(DO THIS)
Lines containing the word "настоящего" are to be counted; state their number and nothing further.

Stored records:
[BEGIN]

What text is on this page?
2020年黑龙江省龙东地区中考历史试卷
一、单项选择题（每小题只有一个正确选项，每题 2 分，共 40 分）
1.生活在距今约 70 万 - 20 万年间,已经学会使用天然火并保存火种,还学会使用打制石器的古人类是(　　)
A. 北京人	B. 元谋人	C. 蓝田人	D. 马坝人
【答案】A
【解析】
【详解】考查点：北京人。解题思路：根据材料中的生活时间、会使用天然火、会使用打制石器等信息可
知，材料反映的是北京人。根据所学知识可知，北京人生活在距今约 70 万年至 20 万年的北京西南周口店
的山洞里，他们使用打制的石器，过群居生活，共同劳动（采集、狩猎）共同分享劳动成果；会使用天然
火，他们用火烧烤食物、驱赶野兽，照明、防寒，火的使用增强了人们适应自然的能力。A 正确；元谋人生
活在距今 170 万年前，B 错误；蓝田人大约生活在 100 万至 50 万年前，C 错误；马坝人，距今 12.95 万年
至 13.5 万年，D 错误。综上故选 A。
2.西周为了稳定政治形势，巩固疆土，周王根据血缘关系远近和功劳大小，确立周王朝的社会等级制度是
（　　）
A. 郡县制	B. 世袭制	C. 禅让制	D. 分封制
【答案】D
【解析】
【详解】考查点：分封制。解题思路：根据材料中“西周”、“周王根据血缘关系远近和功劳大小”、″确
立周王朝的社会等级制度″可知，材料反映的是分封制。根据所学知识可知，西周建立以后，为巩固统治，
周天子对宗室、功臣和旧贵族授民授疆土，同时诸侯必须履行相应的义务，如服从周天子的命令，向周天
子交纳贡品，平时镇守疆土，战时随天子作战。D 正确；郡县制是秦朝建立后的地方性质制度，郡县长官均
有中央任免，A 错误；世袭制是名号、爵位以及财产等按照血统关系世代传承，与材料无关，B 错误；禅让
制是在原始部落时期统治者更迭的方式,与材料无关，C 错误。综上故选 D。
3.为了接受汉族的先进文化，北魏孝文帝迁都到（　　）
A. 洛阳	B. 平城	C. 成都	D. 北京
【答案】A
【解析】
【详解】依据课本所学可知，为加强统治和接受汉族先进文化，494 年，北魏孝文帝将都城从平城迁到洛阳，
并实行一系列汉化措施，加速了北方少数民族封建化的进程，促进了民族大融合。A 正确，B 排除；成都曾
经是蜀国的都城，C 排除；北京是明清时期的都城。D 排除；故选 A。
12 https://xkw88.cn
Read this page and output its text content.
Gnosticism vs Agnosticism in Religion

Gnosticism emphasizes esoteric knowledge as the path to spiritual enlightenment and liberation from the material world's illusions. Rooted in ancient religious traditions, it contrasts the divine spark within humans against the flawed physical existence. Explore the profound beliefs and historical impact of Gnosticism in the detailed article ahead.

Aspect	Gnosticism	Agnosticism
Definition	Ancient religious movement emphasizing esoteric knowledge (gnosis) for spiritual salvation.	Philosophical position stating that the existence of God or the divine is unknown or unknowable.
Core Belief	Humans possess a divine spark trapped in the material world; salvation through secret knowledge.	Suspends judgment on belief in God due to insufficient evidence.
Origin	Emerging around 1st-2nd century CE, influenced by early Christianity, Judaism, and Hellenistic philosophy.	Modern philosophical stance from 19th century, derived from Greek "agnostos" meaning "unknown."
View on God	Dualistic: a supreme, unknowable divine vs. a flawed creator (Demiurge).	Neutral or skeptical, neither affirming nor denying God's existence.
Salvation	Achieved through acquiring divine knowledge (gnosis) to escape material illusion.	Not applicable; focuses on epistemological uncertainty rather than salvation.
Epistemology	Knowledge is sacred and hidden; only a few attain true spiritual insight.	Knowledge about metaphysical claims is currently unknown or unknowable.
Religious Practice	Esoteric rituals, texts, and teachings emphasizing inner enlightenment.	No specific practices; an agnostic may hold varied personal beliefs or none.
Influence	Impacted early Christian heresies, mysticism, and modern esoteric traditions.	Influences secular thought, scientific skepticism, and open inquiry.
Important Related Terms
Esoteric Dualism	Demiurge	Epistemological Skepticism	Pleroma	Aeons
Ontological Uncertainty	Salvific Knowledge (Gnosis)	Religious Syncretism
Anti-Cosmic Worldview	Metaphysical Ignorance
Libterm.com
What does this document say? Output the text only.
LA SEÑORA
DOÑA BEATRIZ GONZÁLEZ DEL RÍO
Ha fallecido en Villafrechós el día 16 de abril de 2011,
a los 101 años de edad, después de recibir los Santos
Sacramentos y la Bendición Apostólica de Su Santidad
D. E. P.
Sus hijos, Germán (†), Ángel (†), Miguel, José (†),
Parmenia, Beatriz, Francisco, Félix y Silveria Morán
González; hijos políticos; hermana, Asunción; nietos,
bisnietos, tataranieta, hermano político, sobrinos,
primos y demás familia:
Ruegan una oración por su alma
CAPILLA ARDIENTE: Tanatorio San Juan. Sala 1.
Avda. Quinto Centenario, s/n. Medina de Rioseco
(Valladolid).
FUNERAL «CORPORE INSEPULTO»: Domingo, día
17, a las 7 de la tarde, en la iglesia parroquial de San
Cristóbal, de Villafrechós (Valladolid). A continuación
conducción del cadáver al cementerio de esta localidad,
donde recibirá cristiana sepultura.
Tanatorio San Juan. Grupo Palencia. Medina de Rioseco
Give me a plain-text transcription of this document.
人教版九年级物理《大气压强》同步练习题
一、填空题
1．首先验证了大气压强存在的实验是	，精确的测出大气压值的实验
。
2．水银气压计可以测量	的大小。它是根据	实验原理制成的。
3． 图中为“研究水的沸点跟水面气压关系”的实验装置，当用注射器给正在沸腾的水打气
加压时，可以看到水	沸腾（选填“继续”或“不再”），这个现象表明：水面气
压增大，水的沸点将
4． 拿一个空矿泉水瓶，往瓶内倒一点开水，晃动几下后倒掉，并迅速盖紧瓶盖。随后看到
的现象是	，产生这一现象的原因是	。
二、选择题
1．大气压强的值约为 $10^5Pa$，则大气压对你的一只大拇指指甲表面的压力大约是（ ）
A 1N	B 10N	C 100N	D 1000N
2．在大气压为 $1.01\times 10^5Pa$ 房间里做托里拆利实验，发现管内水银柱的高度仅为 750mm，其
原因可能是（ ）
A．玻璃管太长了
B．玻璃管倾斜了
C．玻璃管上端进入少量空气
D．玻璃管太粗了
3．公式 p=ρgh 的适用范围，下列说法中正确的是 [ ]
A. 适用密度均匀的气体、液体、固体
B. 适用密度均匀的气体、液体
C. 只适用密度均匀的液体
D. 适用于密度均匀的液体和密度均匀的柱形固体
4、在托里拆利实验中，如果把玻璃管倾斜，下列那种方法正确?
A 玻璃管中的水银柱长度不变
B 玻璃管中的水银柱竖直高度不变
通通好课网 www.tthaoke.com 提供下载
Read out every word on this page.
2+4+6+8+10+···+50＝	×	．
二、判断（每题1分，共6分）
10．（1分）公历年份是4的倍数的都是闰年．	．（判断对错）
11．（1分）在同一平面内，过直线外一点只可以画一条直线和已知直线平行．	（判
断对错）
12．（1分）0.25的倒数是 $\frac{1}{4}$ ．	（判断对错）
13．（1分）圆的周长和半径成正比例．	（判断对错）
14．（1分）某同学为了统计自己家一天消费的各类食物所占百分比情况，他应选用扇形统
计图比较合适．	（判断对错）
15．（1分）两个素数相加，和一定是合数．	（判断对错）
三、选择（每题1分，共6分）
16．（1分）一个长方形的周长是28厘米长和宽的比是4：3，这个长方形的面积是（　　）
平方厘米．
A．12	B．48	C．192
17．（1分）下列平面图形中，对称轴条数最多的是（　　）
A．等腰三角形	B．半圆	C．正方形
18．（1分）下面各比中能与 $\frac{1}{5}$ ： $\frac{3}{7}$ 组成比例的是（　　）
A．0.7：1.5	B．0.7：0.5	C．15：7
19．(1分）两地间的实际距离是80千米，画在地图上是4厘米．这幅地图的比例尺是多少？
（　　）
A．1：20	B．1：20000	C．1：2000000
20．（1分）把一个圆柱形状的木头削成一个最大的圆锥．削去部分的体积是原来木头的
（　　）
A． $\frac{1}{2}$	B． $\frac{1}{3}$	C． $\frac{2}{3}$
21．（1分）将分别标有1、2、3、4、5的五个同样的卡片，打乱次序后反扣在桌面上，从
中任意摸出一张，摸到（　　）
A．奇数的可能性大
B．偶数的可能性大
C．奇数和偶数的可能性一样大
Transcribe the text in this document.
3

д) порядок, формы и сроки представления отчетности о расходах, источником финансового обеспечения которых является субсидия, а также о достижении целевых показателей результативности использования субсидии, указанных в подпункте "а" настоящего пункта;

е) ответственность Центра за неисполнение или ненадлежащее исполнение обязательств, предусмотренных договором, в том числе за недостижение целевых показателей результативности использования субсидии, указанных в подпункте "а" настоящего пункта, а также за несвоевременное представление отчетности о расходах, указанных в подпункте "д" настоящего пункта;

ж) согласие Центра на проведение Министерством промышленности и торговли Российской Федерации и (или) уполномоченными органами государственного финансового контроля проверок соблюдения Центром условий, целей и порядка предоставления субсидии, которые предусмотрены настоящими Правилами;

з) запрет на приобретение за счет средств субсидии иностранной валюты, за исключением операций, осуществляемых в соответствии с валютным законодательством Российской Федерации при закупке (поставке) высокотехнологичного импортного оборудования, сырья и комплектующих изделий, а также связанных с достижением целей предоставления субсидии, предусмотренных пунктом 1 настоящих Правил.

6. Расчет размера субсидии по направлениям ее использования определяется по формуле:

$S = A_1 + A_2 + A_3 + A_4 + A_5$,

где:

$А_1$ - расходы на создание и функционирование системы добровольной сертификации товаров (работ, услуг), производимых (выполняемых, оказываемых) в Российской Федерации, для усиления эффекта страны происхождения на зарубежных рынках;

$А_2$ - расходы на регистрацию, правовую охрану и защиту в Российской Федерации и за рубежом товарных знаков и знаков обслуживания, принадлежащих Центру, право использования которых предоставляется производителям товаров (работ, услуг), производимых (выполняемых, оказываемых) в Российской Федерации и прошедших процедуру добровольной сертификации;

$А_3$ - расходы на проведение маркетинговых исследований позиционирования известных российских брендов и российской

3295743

[END]

(WRITTEN RESPONSE)
2